Stored items
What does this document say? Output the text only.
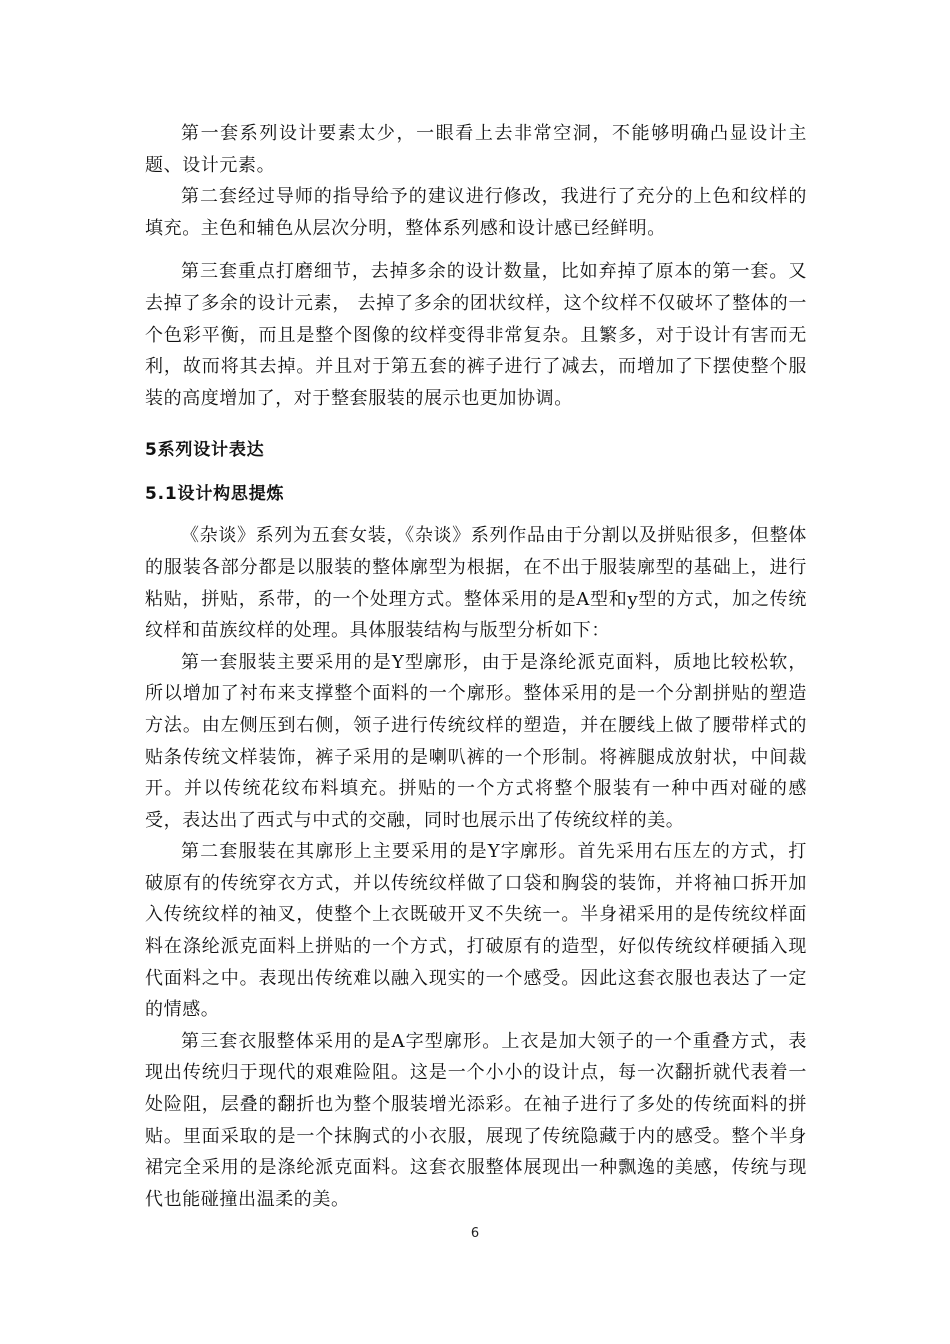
第一套系列设计要素太少，一眼看上去非常空洞，不能够明确凸显设计主题、设计元素。

第二套经过导师的指导给予的建议进行修改，我进行了充分的上色和纹样的填充。主色和辅色从层次分明，整体系列感和设计感已经鲜明。

第三套重点打磨细节，去掉多余的设计数量，比如弃掉了原本的第一套。又去掉了多余的设计元素， 去掉了多余的团状纹样，这个纹样不仅破坏了整体的一个色彩平衡，而且是整个图像的纹样变得非常复杂。且繁多，对于设计有害而无利，故而将其去掉。并且对于第五套的裤子进行了减去，而增加了下摆使整个服装的高度增加了，对于整套服装的展示也更加协调。

5系列设计表达
5.1设计构思提炼

《杂谈》系列为五套女装，《杂谈》系列作品由于分割以及拼贴很多，但整体的服装各部分都是以服装的整体廓型为根据，在不出于服装廓型的基础上，进行粘贴，拼贴，系带，的一个处理方式。整体采用的是A型和y型的方式，加之传统纹样和苗族纹样的处理。具体服装结构与版型分析如下：

第一套服装主要采用的是Y型廓形，由于是涤纶派克面料，质地比较松软，所以增加了衬布来支撑整个面料的一个廓形。整体采用的是一个分割拼贴的塑造方法。由左侧压到右侧，领子进行传统纹样的塑造，并在腰线上做了腰带样式的贴条传统文样装饰，裤子采用的是喇叭裤的一个形制。将裤腿成放射状，中间裁开。并以传统花纹布料填充。拼贴的一个方式将整个服装有一种中西对碰的感受，表达出了西式与中式的交融，同时也展示出了传统纹样的美。

第二套服装在其廓形上主要采用的是Y字廓形。首先采用右压左的方式，打破原有的传统穿衣方式，并以传统纹样做了口袋和胸袋的装饰，并将袖口拆开加入传统纹样的袖叉，使整个上衣既破开叉不失统一。半身裙采用的是传统纹样面料在涤纶派克面料上拼贴的一个方式，打破原有的造型，好似传统纹样硬插入现代面料之中。表现出传统难以融入现实的一个感受。因此这套衣服也表达了一定的情感。

第三套衣服整体采用的是A字型廓形。上衣是加大领子的一个重叠方式，表现出传统归于现代的艰难险阻。这是一个小小的设计点，每一次翻折就代表着一处险阻，层叠的翻折也为整个服装增光添彩。在袖子进行了多处的传统面料的拼贴。里面采取的是一个抹胸式的小衣服，展现了传统隐藏于内的感受。整个半身裙完全采用的是涤纶派克面料。这套衣服整体展现出一种飘逸的美感，传统与现代也能碰撞出温柔的美。

6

Aim of the task: Exclude every picture and copy the remaining data exactly.

Task response:
What does this document say? Output the text only.
第一套系列设计要素太少，一眼看上去非常空洞，不能够明确凸显设计主题、设计元素。

第二套经过导师的指导给予的建议进行修改，我进行了充分的上色和纹样的填充。主色和辅色从层次分明，整体系列感和设计感已经鲜明。

第三套重点打磨细节，去掉多余的设计数量，比如弃掉了原本的第一套。又去掉了多余的设计元素， 去掉了多余的团状纹样，这个纹样不仅破坏了整体的一个色彩平衡，而且是整个图像的纹样变得非常复杂。且繁多，对于设计有害而无利，故而将其去掉。并且对于第五套的裤子进行了减去，而增加了下摆使整个服装的高度增加了，对于整套服装的展示也更加协调。

5系列设计表达
5.1设计构思提炼

《杂谈》系列为五套女装，《杂谈》系列作品由于分割以及拼贴很多，但整体的服装各部分都是以服装的整体廓型为根据，在不出于服装廓型的基础上，进行粘贴，拼贴，系带，的一个处理方式。整体采用的是A型和y型的方式，加之传统纹样和苗族纹样的处理。具体服装结构与版型分析如下：

第一套服装主要采用的是Y型廓形，由于是涤纶派克面料，质地比较松软，所以增加了衬布来支撑整个面料的一个廓形。整体采用的是一个分割拼贴的塑造方法。由左侧压到右侧，领子进行传统纹样的塑造，并在腰线上做了腰带样式的贴条传统文样装饰，裤子采用的是喇叭裤的一个形制。将裤腿成放射状，中间裁开。并以传统花纹布料填充。拼贴的一个方式将整个服装有一种中西对碰的感受，表达出了西式与中式的交融，同时也展示出了传统纹样的美。

第二套服装在其廓形上主要采用的是Y字廓形。首先采用右压左的方式，打破原有的传统穿衣方式，并以传统纹样做了口袋和胸袋的装饰，并将袖口拆开加入传统纹样的袖叉，使整个上衣既破开叉不失统一。半身裙采用的是传统纹样面料在涤纶派克面料上拼贴的一个方式，打破原有的造型，好似传统纹样硬插入现代面料之中。表现出传统难以融入现实的一个感受。因此这套衣服也表达了一定的情感。

第三套衣服整体采用的是A字型廓形。上衣是加大领子的一个重叠方式，表现出传统归于现代的艰难险阻。这是一个小小的设计点，每一次翻折就代表着一处险阻，层叠的翻折也为整个服装增光添彩。在袖子进行了多处的传统面料的拼贴。里面采取的是一个抹胸式的小衣服，展现了传统隐藏于内的感受。整个半身裙完全采用的是涤纶派克面料。这套衣服整体展现出一种飘逸的美感，传统与现代也能碰撞出温柔的美。

6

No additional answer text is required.